Set exercise: Lines that hold the string "Desktop" are to be counted; give only their number.

(Dataset entries)
________

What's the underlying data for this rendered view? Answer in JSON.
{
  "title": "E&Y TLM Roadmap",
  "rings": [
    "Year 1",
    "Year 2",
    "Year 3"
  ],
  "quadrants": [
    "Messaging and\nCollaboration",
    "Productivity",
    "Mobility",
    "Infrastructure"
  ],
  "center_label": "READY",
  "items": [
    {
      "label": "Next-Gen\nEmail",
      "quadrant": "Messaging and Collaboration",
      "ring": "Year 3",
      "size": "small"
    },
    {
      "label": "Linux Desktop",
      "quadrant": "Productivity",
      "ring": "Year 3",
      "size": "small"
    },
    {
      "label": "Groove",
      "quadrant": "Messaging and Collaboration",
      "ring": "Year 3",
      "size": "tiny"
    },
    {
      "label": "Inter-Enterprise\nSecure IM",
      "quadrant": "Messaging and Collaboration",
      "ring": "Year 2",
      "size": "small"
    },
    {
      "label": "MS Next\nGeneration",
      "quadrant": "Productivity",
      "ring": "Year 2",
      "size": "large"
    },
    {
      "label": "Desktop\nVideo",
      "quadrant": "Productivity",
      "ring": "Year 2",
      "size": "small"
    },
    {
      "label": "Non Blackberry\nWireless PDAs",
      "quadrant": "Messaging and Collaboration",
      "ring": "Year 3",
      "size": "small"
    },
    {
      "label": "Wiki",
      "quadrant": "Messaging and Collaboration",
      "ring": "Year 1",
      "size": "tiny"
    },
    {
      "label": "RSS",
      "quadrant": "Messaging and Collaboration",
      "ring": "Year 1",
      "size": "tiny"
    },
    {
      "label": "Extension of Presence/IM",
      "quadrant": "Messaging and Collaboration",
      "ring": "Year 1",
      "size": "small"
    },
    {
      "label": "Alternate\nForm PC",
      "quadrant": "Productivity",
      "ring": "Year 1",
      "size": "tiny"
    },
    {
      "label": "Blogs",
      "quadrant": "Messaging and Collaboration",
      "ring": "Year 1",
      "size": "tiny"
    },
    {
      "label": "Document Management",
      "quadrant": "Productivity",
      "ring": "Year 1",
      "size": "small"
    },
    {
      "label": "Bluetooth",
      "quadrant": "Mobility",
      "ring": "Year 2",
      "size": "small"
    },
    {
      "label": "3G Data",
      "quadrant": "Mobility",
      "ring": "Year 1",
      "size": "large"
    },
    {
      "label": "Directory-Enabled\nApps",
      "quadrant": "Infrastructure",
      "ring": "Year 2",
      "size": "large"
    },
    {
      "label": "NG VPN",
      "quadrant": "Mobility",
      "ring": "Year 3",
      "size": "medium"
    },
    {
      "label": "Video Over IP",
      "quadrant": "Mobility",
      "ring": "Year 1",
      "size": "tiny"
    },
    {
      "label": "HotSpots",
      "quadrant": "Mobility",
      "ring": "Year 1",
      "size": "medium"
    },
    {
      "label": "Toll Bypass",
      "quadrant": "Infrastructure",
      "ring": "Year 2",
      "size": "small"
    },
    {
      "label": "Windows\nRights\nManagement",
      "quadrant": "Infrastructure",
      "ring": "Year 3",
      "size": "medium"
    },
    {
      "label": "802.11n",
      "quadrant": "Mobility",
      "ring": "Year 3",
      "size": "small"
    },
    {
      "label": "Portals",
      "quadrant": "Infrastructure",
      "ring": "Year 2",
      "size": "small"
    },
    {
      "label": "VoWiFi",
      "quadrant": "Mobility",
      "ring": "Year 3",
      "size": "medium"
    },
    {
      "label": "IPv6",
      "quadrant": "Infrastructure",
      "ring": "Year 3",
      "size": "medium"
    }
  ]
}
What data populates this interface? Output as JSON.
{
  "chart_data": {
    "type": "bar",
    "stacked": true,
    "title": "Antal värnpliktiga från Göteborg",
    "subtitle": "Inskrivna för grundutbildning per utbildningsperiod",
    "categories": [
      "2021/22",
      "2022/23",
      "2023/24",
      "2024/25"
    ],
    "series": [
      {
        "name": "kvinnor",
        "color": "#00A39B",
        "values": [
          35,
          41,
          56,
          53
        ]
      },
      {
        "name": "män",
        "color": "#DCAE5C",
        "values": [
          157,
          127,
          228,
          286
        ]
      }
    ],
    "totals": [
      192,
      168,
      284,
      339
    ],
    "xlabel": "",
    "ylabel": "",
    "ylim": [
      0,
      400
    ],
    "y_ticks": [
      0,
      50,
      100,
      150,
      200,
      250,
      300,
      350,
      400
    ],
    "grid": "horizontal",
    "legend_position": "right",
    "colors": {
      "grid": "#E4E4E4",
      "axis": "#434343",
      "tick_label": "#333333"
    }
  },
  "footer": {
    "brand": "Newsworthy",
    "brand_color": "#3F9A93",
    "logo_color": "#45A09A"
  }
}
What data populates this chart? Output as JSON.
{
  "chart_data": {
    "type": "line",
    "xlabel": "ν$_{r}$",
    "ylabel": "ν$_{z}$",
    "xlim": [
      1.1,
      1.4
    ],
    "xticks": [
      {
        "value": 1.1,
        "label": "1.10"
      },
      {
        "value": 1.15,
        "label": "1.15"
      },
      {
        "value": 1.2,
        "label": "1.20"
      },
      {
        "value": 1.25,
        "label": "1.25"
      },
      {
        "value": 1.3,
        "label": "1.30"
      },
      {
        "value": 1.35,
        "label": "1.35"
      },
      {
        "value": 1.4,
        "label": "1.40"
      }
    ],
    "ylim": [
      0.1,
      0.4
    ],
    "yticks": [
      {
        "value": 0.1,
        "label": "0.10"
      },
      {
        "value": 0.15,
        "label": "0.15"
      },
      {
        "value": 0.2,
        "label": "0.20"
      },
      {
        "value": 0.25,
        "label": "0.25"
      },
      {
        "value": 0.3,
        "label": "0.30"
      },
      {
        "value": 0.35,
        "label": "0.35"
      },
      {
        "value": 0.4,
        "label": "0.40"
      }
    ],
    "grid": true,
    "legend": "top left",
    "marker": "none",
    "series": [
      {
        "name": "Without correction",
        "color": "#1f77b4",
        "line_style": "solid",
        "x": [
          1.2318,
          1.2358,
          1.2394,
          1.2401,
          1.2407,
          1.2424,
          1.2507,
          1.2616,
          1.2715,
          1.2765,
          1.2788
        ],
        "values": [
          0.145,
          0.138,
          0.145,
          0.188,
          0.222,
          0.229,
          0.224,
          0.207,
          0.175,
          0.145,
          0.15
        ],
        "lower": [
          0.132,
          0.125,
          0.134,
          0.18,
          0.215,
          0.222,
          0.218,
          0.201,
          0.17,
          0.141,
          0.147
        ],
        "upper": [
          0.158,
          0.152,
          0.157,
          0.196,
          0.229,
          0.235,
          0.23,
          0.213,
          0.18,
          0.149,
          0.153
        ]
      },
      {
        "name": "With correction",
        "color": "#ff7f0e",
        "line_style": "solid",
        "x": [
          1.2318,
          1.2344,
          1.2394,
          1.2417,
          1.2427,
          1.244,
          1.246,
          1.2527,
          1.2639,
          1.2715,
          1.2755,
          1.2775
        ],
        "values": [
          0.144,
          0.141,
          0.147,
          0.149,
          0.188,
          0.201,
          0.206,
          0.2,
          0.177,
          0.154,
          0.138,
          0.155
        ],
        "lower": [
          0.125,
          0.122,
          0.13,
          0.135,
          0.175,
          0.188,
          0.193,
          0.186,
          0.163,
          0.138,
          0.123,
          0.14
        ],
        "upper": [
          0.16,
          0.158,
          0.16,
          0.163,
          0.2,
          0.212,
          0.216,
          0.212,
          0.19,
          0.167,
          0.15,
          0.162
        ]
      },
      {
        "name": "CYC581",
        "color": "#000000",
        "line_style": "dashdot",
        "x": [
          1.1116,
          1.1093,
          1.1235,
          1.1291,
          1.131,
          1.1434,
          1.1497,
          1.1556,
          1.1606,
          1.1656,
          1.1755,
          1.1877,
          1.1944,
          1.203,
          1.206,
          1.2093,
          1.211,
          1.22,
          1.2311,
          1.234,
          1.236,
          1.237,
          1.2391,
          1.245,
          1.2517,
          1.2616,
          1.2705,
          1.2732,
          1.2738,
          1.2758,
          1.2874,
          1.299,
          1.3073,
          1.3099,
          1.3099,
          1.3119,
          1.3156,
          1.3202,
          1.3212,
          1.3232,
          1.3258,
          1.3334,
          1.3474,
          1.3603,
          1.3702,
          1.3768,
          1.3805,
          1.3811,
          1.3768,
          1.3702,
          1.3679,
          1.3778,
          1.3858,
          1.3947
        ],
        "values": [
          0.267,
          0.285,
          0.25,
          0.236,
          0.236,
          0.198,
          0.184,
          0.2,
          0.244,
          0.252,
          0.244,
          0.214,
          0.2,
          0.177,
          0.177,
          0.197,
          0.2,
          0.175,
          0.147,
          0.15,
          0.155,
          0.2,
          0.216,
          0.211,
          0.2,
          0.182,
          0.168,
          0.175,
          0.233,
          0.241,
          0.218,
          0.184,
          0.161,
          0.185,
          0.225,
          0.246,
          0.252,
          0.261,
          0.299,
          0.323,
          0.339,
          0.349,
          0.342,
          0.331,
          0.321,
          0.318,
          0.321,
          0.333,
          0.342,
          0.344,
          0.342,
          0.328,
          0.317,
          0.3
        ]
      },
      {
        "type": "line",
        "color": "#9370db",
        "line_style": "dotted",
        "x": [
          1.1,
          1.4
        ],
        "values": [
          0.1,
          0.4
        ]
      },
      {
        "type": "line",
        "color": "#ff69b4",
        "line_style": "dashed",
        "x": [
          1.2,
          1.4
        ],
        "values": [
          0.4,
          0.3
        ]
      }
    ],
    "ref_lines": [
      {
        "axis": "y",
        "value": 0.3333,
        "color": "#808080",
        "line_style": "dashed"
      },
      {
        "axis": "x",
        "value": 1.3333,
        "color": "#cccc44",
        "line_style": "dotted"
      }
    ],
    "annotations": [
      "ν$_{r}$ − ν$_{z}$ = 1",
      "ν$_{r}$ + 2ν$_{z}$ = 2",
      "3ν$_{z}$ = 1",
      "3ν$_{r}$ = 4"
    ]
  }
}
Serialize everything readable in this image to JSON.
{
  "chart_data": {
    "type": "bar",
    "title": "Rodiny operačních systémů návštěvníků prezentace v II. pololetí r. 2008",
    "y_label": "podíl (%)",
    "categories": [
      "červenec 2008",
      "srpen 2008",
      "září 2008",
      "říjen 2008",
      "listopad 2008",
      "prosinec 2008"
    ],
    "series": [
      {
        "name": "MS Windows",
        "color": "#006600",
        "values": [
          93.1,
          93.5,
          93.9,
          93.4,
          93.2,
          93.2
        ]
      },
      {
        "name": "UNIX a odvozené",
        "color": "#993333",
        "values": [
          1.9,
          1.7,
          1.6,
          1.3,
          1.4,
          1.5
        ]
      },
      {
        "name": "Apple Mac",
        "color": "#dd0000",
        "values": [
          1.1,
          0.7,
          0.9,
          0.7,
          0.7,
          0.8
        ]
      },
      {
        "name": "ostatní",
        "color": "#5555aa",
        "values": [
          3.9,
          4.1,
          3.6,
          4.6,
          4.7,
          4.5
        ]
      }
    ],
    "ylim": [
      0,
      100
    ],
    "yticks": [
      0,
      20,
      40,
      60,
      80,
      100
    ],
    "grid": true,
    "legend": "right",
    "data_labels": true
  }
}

________

Solution for this exercise: 2